(Records from a collection)
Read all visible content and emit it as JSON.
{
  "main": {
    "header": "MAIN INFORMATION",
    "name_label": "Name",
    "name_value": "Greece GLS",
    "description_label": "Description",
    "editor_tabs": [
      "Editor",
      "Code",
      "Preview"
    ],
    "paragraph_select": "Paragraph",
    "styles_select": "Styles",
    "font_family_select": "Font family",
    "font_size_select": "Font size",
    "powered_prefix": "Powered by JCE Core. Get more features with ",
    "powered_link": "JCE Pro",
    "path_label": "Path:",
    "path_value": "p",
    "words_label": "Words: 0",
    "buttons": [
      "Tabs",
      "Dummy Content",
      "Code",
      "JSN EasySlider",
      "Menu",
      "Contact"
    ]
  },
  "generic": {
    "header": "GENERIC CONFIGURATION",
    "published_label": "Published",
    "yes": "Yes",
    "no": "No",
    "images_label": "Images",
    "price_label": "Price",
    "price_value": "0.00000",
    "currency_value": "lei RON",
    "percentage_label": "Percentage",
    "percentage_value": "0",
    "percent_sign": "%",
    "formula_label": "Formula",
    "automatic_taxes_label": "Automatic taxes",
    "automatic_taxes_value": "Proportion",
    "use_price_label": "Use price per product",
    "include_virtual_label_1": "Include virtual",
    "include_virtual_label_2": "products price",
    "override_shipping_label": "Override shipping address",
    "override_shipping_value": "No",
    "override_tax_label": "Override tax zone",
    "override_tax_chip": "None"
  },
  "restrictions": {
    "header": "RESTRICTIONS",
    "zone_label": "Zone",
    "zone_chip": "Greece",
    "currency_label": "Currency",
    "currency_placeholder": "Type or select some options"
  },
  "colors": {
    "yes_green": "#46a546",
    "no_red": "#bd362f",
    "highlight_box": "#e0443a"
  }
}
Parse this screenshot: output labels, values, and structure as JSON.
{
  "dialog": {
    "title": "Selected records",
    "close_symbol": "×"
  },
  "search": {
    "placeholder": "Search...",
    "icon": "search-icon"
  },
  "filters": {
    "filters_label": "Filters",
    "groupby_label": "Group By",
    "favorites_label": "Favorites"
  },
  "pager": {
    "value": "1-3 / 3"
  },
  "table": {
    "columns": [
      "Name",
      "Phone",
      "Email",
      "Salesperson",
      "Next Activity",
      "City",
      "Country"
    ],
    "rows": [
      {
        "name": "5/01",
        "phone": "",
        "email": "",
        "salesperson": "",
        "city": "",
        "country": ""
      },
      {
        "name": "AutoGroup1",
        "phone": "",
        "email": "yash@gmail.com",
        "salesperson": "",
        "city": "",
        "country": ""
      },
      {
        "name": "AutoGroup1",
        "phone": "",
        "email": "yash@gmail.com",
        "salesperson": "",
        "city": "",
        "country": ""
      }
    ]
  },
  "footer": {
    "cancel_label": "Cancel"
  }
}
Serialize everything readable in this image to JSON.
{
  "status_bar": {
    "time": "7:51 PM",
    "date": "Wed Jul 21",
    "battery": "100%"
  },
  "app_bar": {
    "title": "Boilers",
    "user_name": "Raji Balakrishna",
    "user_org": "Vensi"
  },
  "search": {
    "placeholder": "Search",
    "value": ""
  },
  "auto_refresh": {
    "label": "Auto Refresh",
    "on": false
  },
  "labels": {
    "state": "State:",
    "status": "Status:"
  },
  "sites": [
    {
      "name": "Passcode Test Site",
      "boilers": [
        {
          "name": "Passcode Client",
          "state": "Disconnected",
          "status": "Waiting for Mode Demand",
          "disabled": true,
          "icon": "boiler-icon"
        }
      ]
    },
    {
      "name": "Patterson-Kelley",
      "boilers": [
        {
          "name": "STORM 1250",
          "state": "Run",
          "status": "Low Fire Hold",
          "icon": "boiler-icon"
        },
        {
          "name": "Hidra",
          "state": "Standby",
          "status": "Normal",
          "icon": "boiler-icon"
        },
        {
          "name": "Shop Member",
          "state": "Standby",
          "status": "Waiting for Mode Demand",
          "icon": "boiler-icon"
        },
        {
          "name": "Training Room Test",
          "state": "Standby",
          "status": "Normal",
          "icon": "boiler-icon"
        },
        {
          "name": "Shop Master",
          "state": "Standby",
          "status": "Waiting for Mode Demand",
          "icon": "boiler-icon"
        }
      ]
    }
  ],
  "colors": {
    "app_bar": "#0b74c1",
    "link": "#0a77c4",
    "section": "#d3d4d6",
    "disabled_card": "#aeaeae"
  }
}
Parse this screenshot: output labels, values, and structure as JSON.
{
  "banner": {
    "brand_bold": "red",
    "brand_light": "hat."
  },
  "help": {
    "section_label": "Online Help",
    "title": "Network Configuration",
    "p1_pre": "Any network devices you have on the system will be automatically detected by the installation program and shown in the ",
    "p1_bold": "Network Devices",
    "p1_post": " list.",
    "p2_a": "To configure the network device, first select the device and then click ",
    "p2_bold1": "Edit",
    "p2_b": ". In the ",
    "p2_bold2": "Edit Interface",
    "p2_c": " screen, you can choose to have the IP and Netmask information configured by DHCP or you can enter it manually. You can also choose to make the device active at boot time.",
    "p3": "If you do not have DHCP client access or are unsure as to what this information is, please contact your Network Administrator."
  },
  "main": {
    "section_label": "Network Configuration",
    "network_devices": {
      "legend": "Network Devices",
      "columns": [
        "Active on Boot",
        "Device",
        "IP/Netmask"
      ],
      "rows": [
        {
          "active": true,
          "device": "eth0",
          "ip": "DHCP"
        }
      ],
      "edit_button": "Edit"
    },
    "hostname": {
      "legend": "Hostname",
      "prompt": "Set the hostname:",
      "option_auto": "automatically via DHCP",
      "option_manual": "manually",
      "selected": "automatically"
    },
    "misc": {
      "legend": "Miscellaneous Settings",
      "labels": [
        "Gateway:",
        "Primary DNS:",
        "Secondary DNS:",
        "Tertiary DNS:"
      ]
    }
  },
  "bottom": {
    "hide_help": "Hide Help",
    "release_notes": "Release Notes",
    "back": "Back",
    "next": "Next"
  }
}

GOAL OF THE EXERCISE |
Check each line of the records for the word "legend", and show the lines that contain it.

TASK RESPONSE |
      "legend": "Network Devices",
      "legend": "Hostname",
      "legend": "Miscellaneous Settings",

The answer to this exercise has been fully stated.